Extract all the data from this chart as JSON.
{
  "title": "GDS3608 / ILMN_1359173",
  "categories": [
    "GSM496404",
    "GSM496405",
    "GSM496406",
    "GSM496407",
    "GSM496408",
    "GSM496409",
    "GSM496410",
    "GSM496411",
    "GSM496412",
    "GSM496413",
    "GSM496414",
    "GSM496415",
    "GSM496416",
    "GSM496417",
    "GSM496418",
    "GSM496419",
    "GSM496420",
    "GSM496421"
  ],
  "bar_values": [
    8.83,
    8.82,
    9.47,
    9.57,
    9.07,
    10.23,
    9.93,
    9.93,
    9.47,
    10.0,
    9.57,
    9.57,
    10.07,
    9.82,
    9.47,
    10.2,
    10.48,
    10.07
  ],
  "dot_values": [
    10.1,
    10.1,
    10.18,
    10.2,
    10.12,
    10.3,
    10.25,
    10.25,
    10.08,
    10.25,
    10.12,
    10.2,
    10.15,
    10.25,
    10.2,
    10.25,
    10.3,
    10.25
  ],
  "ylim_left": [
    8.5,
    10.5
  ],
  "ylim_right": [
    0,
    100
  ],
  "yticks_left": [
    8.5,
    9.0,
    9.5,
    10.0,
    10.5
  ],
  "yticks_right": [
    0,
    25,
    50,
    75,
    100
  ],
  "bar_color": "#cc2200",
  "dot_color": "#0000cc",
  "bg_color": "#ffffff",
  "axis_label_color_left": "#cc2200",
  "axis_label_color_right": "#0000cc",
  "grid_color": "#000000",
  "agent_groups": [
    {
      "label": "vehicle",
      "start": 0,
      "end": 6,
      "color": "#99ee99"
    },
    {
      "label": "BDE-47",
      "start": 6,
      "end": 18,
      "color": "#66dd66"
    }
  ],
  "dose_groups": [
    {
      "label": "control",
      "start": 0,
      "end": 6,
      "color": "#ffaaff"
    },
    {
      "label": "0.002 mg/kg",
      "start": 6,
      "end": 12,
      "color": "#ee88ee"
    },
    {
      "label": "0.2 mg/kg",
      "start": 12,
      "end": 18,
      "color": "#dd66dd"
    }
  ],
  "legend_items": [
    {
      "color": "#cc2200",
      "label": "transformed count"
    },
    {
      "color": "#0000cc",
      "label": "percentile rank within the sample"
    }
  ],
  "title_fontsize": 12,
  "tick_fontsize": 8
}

AIM:
Write out the material from the first line to the last, exactly.

RESPONSE TO THIS TASK:
Extract all the data from this chart as JSON.
{
  "title": "GDS3608 / ILMN_1359173",
  "categories": [
    "GSM496404",
    "GSM496405",
    "GSM496406",
    "GSM496407",
    "GSM496408",
    "GSM496409",
    "GSM496410",
    "GSM496411",
    "GSM496412",
    "GSM496413",
    "GSM496414",
    "GSM496415",
    "GSM496416",
    "GSM496417",
    "GSM496418",
    "GSM496419",
    "GSM496420",
    "GSM496421"
  ],
  "bar_values": [
    8.83,
    8.82,
    9.47,
    9.57,
    9.07,
    10.23,
    9.93,
    9.93,
    9.47,
    10.0,
    9.57,
    9.57,
    10.07,
    9.82,
    9.47,
    10.2,
    10.48,
    10.07
  ],
  "dot_values": [
    10.1,
    10.1,
    10.18,
    10.2,
    10.12,
    10.3,
    10.25,
    10.25,
    10.08,
    10.25,
    10.12,
    10.2,
    10.15,
    10.25,
    10.2,
    10.25,
    10.3,
    10.25
  ],
  "ylim_left": [
    8.5,
    10.5
  ],
  "ylim_right": [
    0,
    100
  ],
  "yticks_left": [
    8.5,
    9.0,
    9.5,
    10.0,
    10.5
  ],
  "yticks_right": [
    0,
    25,
    50,
    75,
    100
  ],
  "bar_color": "#cc2200",
  "dot_color": "#0000cc",
  "bg_color": "#ffffff",
  "axis_label_color_left": "#cc2200",
  "axis_label_color_right": "#0000cc",
  "grid_color": "#000000",
  "agent_groups": [
    {
      "label": "vehicle",
      "start": 0,
      "end": 6,
      "color": "#99ee99"
    },
    {
      "label": "BDE-47",
      "start": 6,
      "end": 18,
      "color": "#66dd66"
    }
  ],
  "dose_groups": [
    {
      "label": "control",
      "start": 0,
      "end": 6,
      "color": "#ffaaff"
    },
    {
      "label": "0.002 mg/kg",
      "start": 6,
      "end": 12,
      "color": "#ee88ee"
    },
    {
      "label": "0.2 mg/kg",
      "start": 12,
      "end": 18,
      "color": "#dd66dd"
    }
  ],
  "legend_items": [
    {
      "color": "#cc2200",
      "label": "transformed count"
    },
    {
      "color": "#0000cc",
      "label": "percentile rank within the sample"
    }
  ],
  "title_fontsize": 12,
  "tick_fontsize": 8
}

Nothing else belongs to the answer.